Output the full listing below exactly as it reads, and skip anything that is a picture.

* start Provided records *

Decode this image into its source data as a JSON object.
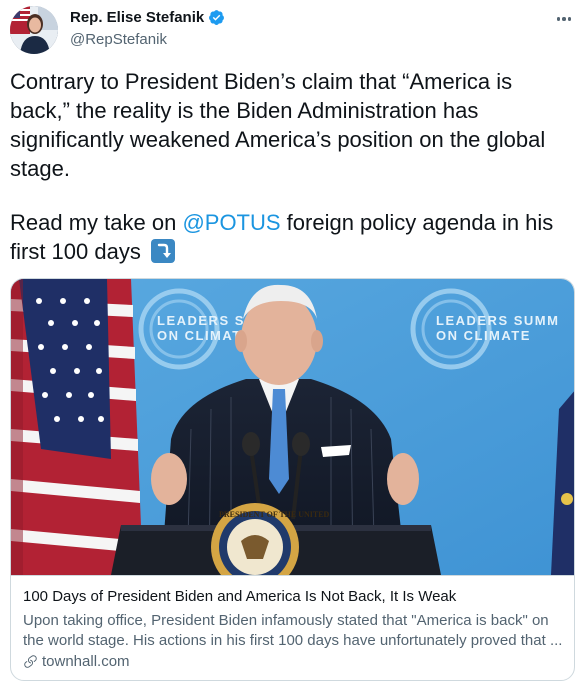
{
  "author": {
    "display_name": "Rep. Elise Stefanik",
    "handle": "@RepStefanik"
  },
  "tweet": {
    "text_line1": "Contrary to President Biden’s claim that “America is",
    "text_line2": "back,” the reality is the Biden Administration has",
    "text_line3": "significantly weakened America’s position on the global",
    "text_line4": "stage.",
    "para2_before": "Read my take on ",
    "para2_mention": "@POTUS",
    "para2_after": " foreign policy agenda in his",
    "para2_line2": "first 100 days"
  },
  "card": {
    "image_banner_left": "LEADERS S",
    "image_banner_left2": "ON CLIMAT",
    "image_banner_right": "LEADERS SUMM",
    "image_banner_right2": "ON CLIMATE",
    "seal_text": "PRESIDENT OF THE UNITED",
    "title": "100 Days of President Biden and America Is Not Back, It Is Weak",
    "description_line1": "Upon taking office, President Biden infamously stated that \"America is back\" on",
    "description_line2": "the world stage. His actions in his first 100 days have unfortunately proved that ...",
    "domain": "townhall.com"
  },
  "colors": {
    "link": "#1b95e0",
    "verified": "#1d9bf0",
    "secondary_text": "#536471",
    "border": "#cfd9de"
  },
  "icons": [
    "verified-badge-icon",
    "more-options-icon",
    "arrow-down-emoji-icon",
    "link-icon"
  ]
}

* end Provided records *

Output below.
Decode this image into its source data as a JSON object.
{
  "author": {
    "display_name": "Rep. Elise Stefanik",
    "handle": "@RepStefanik"
  },
  "tweet": {
    "text_line1": "Contrary to President Biden’s claim that “America is",
    "text_line2": "back,” the reality is the Biden Administration has",
    "text_line3": "significantly weakened America’s position on the global",
    "text_line4": "stage.",
    "para2_before": "Read my take on ",
    "para2_mention": "@POTUS",
    "para2_after": " foreign policy agenda in his",
    "para2_line2": "first 100 days"
  },
  "card": {
    "image_banner_left": "LEADERS S",
    "image_banner_left2": "ON CLIMAT",
    "image_banner_right": "LEADERS SUMM",
    "image_banner_right2": "ON CLIMATE",
    "seal_text": "PRESIDENT OF THE UNITED",
    "title": "100 Days of President Biden and America Is Not Back, It Is Weak",
    "description_line1": "Upon taking office, President Biden infamously stated that \"America is back\" on",
    "description_line2": "the world stage. His actions in his first 100 days have unfortunately proved that ...",
    "domain": "townhall.com"
  },
  "colors": {
    "link": "#1b95e0",
    "verified": "#1d9bf0",
    "secondary_text": "#536471",
    "border": "#cfd9de"
  },
  "icons": [
    "verified-badge-icon",
    "more-options-icon",
    "arrow-down-emoji-icon",
    "link-icon"
  ]
}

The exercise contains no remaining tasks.